- **Brief**: Please return the full listing below without altering anything.

(A run of records)

────────────────

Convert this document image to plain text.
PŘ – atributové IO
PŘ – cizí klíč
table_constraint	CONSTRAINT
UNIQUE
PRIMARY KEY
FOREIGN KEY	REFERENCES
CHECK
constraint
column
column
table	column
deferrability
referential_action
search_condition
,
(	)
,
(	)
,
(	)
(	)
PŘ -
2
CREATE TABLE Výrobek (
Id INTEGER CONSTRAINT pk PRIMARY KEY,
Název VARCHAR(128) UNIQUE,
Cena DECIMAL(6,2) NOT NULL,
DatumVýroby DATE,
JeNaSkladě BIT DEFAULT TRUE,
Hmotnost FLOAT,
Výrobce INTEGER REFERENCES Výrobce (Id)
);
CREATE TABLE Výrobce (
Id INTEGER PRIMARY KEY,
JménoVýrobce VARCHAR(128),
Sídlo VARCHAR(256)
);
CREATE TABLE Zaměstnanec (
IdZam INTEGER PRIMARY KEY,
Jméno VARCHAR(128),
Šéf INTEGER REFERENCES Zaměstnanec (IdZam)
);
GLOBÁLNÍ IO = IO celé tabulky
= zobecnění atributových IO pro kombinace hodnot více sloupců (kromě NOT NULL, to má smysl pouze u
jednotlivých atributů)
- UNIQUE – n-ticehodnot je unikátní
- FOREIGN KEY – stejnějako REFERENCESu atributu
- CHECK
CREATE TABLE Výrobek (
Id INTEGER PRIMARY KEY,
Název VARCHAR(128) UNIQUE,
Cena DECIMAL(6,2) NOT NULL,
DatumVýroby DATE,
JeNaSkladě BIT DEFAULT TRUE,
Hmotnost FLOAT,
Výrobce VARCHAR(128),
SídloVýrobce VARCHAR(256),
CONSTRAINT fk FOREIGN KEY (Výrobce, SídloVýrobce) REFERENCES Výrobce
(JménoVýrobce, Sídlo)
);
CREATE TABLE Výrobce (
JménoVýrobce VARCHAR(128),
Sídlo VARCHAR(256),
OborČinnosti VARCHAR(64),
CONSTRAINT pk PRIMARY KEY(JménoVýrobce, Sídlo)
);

────────────────

- **Result**:
Convert this document image to plain text.
PŘ – atributové IO
PŘ – cizí klíč
table_constraint	CONSTRAINT
UNIQUE
PRIMARY KEY
FOREIGN KEY	REFERENCES
CHECK
constraint
column
column
table	column
deferrability
referential_action
search_condition
,
(	)
,
(	)
,
(	)
(	)
PŘ -
2
CREATE TABLE Výrobek (
Id INTEGER CONSTRAINT pk PRIMARY KEY,
Název VARCHAR(128) UNIQUE,
Cena DECIMAL(6,2) NOT NULL,
DatumVýroby DATE,
JeNaSkladě BIT DEFAULT TRUE,
Hmotnost FLOAT,
Výrobce INTEGER REFERENCES Výrobce (Id)
);
CREATE TABLE Výrobce (
Id INTEGER PRIMARY KEY,
JménoVýrobce VARCHAR(128),
Sídlo VARCHAR(256)
);
CREATE TABLE Zaměstnanec (
IdZam INTEGER PRIMARY KEY,
Jméno VARCHAR(128),
Šéf INTEGER REFERENCES Zaměstnanec (IdZam)
);
GLOBÁLNÍ IO = IO celé tabulky
= zobecnění atributových IO pro kombinace hodnot více sloupců (kromě NOT NULL, to má smysl pouze u
jednotlivých atributů)
- UNIQUE – n-ticehodnot je unikátní
- FOREIGN KEY – stejnějako REFERENCESu atributu
- CHECK
CREATE TABLE Výrobek (
Id INTEGER PRIMARY KEY,
Název VARCHAR(128) UNIQUE,
Cena DECIMAL(6,2) NOT NULL,
DatumVýroby DATE,
JeNaSkladě BIT DEFAULT TRUE,
Hmotnost FLOAT,
Výrobce VARCHAR(128),
SídloVýrobce VARCHAR(256),
CONSTRAINT fk FOREIGN KEY (Výrobce, SídloVýrobce) REFERENCES Výrobce
(JménoVýrobce, Sídlo)
);
CREATE TABLE Výrobce (
JménoVýrobce VARCHAR(128),
Sídlo VARCHAR(256),
OborČinnosti VARCHAR(64),
CONSTRAINT pk PRIMARY KEY(JménoVýrobce, Sídlo)
);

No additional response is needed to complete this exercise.